[Dataset entries]
[Begin]
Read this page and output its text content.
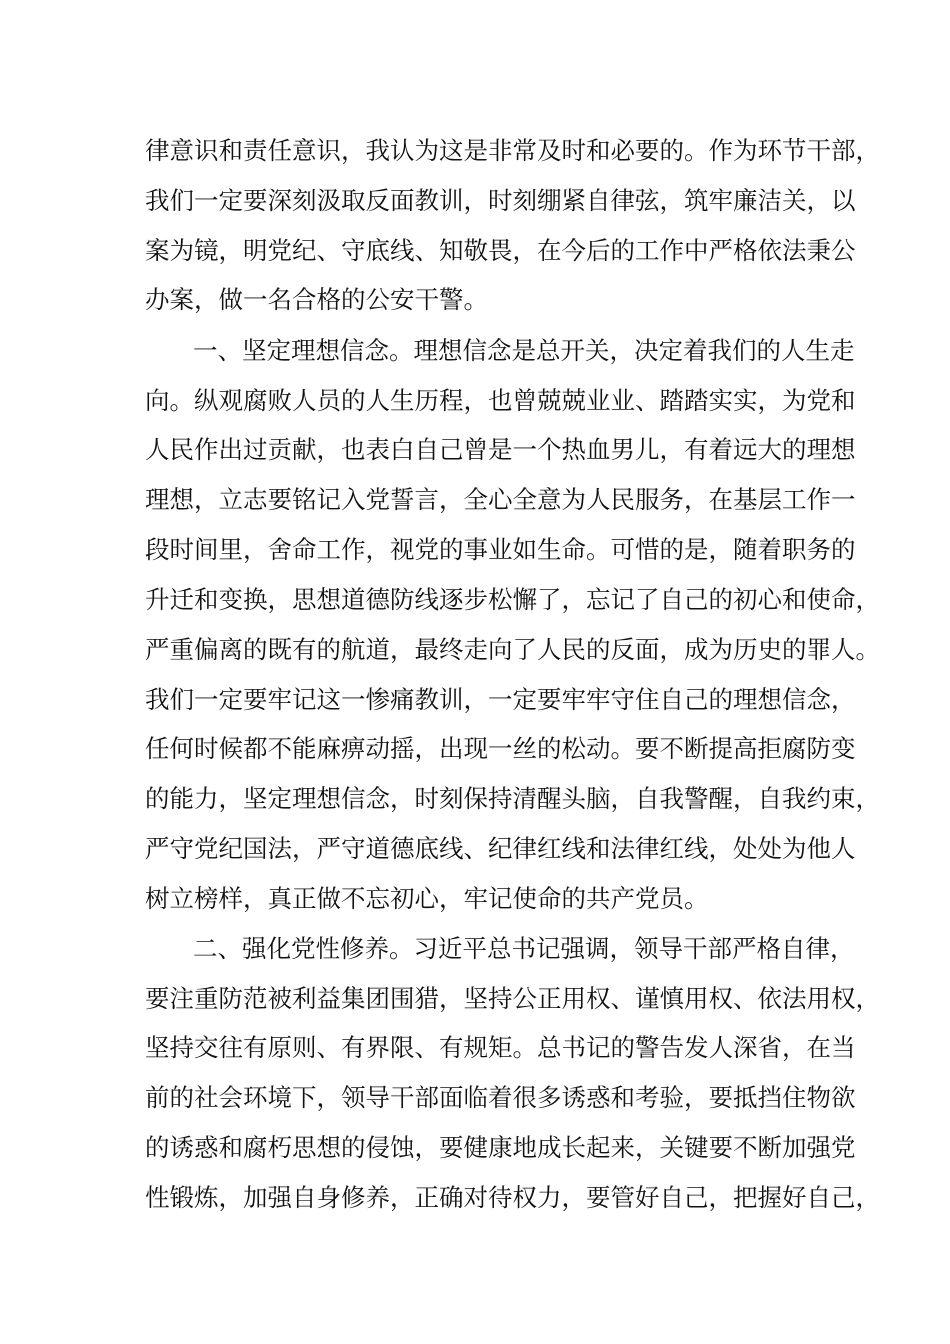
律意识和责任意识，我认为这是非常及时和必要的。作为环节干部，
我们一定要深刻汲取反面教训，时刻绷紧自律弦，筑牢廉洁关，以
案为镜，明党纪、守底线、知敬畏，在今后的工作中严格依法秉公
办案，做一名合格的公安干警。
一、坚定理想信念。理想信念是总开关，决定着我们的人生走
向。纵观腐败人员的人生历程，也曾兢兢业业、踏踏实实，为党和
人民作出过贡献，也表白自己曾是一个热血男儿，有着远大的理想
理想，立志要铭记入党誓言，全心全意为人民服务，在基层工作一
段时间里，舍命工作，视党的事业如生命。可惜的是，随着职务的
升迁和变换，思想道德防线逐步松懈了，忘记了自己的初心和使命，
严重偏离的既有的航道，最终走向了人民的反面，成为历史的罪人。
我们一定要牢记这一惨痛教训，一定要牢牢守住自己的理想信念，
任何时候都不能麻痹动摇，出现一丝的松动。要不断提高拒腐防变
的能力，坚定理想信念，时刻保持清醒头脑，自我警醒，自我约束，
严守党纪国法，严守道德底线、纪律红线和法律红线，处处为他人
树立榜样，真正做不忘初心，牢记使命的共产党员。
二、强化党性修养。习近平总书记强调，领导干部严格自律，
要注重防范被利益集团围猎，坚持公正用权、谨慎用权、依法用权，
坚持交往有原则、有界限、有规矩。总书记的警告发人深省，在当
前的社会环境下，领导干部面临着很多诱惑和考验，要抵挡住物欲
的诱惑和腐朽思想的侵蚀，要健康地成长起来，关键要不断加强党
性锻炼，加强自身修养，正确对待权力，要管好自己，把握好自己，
[End]
Every line is to be duplicated exactly, though pictures stay out.

Read this page and output its text content.
律意识和责任意识，我认为这是非常及时和必要的。作为环节干部，
我们一定要深刻汲取反面教训，时刻绷紧自律弦，筑牢廉洁关，以
案为镜，明党纪、守底线、知敬畏，在今后的工作中严格依法秉公
办案，做一名合格的公安干警。
一、坚定理想信念。理想信念是总开关，决定着我们的人生走
向。纵观腐败人员的人生历程，也曾兢兢业业、踏踏实实，为党和
人民作出过贡献，也表白自己曾是一个热血男儿，有着远大的理想
理想，立志要铭记入党誓言，全心全意为人民服务，在基层工作一
段时间里，舍命工作，视党的事业如生命。可惜的是，随着职务的
升迁和变换，思想道德防线逐步松懈了，忘记了自己的初心和使命，
严重偏离的既有的航道，最终走向了人民的反面，成为历史的罪人。
我们一定要牢记这一惨痛教训，一定要牢牢守住自己的理想信念，
任何时候都不能麻痹动摇，出现一丝的松动。要不断提高拒腐防变
的能力，坚定理想信念，时刻保持清醒头脑，自我警醒，自我约束，
严守党纪国法，严守道德底线、纪律红线和法律红线，处处为他人
树立榜样，真正做不忘初心，牢记使命的共产党员。
二、强化党性修养。习近平总书记强调，领导干部严格自律，
要注重防范被利益集团围猎，坚持公正用权、谨慎用权、依法用权，
坚持交往有原则、有界限、有规矩。总书记的警告发人深省，在当
前的社会环境下，领导干部面临着很多诱惑和考验，要抵挡住物欲
的诱惑和腐朽思想的侵蚀，要健康地成长起来，关键要不断加强党
性锻炼，加强自身修养，正确对待权力，要管好自己，把握好自己，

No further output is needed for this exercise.